## [EXERCISE REQUIREMENTS]
Reply with one number: how many lines contain the word "累计同比".

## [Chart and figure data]
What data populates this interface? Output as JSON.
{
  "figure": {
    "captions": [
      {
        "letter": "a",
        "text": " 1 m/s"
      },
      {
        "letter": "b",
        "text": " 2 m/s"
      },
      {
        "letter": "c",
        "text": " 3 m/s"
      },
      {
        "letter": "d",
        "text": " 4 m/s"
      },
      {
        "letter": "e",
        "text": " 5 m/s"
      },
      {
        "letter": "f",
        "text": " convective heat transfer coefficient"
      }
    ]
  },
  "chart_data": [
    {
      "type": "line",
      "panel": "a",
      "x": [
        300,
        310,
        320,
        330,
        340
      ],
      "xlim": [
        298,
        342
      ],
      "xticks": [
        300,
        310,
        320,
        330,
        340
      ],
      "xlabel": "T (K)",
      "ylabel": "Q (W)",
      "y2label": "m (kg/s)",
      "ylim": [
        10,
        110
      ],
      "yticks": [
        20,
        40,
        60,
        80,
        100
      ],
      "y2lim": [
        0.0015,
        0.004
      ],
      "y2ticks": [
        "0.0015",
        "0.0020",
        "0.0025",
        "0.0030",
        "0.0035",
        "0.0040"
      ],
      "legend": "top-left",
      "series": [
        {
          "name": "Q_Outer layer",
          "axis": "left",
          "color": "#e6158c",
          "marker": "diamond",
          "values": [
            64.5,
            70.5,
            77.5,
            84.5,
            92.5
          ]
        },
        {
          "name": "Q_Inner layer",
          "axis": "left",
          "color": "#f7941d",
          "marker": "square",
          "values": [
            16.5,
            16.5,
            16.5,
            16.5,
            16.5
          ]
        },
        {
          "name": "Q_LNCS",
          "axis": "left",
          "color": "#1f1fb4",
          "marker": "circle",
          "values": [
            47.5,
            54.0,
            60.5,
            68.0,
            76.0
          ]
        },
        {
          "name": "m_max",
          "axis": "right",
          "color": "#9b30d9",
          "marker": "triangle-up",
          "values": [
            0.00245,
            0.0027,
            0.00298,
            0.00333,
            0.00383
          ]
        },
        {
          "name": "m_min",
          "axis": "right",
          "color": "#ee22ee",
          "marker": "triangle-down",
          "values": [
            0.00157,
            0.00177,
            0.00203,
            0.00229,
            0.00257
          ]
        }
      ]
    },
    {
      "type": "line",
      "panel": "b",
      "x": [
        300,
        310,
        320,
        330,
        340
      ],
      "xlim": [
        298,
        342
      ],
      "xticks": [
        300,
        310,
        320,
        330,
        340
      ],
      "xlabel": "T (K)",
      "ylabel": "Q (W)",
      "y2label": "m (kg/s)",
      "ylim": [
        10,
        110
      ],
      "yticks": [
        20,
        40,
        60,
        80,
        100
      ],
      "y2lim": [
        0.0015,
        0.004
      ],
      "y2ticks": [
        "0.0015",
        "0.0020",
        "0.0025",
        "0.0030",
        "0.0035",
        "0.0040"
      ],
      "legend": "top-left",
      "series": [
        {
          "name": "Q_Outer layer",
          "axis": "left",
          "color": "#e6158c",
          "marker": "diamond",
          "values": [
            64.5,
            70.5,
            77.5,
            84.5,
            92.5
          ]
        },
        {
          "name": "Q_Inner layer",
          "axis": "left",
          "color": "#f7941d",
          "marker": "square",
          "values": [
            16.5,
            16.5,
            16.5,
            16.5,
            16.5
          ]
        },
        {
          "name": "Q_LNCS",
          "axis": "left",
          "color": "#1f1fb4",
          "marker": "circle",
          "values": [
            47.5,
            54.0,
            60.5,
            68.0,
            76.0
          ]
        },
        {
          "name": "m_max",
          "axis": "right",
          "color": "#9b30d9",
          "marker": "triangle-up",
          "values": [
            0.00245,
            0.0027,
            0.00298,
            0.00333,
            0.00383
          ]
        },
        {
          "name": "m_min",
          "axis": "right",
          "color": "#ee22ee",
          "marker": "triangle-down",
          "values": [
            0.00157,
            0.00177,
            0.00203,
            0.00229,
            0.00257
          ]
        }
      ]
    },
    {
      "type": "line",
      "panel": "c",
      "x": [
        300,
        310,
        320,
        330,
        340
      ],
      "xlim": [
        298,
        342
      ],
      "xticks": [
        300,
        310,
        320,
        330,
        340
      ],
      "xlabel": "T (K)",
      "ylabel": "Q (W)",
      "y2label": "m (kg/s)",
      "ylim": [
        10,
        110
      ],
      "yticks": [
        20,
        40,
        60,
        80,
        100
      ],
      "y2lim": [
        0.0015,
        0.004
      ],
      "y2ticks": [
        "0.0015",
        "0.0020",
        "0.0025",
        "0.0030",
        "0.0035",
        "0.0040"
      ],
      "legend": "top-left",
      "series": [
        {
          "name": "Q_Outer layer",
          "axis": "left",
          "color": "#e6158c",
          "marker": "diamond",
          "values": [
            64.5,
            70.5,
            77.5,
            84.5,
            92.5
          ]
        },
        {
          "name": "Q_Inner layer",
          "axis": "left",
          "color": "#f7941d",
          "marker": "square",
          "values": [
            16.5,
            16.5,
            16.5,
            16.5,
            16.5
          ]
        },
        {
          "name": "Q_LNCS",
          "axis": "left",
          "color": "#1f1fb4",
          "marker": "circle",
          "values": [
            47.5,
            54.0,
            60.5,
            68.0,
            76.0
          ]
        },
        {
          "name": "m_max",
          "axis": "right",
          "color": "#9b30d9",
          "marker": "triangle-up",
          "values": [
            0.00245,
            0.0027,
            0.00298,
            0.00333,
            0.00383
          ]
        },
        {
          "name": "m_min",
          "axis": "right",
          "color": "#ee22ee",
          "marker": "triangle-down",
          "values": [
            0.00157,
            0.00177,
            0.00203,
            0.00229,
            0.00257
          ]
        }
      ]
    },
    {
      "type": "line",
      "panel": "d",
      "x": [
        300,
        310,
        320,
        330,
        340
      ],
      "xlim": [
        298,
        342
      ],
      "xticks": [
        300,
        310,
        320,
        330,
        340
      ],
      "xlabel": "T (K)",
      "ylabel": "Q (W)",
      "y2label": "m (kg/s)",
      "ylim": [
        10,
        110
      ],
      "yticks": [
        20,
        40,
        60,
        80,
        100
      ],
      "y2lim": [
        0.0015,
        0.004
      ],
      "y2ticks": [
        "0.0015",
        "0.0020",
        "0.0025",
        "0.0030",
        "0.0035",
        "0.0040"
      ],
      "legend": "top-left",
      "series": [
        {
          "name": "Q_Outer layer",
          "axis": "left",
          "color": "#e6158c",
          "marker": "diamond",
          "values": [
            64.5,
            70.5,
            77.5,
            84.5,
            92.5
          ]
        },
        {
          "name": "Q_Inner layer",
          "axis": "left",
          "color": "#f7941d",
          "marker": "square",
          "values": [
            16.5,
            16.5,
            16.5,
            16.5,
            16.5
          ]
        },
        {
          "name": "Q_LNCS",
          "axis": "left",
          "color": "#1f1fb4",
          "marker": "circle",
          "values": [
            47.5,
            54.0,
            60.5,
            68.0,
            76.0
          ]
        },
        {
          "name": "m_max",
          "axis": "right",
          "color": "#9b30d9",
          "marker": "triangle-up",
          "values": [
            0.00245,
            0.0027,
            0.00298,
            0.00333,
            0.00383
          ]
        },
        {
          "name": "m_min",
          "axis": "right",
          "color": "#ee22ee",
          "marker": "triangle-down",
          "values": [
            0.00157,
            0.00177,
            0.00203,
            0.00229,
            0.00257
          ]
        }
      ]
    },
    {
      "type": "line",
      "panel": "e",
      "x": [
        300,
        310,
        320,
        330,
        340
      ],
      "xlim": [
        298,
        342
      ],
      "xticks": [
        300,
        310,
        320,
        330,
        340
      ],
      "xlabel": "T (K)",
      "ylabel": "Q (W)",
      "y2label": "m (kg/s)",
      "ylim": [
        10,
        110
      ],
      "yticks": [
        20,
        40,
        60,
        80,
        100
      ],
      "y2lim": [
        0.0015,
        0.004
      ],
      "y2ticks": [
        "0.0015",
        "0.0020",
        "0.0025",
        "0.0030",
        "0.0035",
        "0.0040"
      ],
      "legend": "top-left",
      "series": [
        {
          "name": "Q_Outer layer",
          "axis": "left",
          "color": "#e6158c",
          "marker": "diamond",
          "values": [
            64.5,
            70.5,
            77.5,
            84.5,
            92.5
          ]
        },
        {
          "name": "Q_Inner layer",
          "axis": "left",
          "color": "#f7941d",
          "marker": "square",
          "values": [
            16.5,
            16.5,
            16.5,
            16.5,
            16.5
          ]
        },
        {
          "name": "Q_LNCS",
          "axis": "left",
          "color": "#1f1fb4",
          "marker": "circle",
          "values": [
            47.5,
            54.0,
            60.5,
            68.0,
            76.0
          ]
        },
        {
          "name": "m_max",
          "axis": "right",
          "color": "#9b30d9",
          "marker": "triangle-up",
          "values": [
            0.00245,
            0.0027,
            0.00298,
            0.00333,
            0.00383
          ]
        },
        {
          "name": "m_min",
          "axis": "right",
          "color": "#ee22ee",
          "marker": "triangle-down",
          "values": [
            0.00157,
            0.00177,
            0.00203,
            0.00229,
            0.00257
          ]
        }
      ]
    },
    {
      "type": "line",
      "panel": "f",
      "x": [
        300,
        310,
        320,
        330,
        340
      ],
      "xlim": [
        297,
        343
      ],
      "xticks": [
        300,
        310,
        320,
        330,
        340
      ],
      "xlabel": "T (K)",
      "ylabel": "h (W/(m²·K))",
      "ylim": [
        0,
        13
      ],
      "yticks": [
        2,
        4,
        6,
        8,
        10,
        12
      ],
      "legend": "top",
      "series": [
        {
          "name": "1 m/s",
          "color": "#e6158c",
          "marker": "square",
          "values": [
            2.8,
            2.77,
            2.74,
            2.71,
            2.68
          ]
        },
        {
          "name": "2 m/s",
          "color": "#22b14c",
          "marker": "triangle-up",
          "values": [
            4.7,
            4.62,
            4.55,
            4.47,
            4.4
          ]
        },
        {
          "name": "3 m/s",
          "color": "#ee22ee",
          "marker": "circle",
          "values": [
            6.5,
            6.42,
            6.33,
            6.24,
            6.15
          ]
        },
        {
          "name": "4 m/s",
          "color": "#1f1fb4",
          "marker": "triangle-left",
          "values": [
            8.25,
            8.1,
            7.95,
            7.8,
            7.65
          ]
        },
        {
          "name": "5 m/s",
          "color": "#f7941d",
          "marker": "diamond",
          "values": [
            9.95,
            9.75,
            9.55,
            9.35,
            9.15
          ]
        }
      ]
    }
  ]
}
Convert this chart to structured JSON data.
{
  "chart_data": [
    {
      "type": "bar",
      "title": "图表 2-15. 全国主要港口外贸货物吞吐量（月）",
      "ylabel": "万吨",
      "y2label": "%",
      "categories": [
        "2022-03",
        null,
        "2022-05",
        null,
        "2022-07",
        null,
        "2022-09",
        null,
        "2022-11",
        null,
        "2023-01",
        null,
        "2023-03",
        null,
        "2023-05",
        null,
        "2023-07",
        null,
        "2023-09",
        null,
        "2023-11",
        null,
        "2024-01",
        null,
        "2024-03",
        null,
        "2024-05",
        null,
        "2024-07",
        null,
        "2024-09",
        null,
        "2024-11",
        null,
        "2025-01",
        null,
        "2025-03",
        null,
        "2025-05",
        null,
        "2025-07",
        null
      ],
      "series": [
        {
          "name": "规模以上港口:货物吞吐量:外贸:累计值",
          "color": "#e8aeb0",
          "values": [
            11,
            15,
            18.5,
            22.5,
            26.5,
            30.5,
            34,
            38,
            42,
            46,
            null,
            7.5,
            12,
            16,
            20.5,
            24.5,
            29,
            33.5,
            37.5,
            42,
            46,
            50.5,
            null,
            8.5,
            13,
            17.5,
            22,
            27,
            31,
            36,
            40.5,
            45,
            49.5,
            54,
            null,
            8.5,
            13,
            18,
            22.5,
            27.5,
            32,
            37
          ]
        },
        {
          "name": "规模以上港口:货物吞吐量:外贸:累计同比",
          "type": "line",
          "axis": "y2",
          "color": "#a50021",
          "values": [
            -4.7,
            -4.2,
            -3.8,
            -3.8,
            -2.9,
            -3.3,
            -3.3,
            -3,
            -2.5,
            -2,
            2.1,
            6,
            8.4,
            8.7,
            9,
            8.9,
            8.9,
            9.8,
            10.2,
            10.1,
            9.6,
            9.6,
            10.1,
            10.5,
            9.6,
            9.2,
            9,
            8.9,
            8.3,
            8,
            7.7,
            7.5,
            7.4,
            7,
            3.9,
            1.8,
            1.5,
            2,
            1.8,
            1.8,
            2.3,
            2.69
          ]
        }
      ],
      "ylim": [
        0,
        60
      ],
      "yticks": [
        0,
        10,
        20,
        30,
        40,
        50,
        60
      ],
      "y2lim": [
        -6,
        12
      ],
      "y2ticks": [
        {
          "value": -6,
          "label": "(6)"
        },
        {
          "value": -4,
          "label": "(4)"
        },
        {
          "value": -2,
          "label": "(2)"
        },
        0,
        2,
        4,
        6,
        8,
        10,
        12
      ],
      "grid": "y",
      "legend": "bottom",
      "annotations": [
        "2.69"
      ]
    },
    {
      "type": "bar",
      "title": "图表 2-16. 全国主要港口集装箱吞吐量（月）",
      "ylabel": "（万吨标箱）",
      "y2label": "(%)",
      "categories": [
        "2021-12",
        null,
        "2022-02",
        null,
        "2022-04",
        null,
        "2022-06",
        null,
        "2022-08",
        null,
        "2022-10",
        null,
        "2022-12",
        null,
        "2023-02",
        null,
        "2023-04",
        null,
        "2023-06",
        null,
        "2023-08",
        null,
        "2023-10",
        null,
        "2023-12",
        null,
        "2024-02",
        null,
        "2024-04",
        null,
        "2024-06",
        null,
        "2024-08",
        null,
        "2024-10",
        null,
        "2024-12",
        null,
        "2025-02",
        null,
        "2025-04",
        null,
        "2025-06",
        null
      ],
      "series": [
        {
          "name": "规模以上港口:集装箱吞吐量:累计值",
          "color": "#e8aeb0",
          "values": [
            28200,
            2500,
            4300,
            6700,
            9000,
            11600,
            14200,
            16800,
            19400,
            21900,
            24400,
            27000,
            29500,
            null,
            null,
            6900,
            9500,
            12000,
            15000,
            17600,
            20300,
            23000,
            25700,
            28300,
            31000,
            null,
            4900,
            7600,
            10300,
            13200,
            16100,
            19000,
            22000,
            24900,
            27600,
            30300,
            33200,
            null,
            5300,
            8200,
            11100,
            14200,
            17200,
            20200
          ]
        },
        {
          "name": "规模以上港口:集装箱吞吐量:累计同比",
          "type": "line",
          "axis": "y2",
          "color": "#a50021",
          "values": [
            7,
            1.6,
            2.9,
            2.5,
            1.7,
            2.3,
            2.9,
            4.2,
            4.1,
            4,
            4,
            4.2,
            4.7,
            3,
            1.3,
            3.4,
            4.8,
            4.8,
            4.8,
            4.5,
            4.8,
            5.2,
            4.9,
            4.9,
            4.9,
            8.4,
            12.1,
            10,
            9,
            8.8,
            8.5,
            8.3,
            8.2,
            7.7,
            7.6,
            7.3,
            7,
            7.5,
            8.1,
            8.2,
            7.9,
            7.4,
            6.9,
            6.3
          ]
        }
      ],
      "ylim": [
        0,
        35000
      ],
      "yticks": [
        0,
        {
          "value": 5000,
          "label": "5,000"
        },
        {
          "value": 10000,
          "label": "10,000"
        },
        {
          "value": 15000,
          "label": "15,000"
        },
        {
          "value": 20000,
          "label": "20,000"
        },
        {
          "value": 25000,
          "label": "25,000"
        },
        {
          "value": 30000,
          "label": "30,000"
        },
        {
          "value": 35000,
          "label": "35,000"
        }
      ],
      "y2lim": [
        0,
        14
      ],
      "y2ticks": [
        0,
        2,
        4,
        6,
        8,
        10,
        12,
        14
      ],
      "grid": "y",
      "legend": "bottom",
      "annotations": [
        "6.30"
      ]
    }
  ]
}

## [FULL ANSWER]
2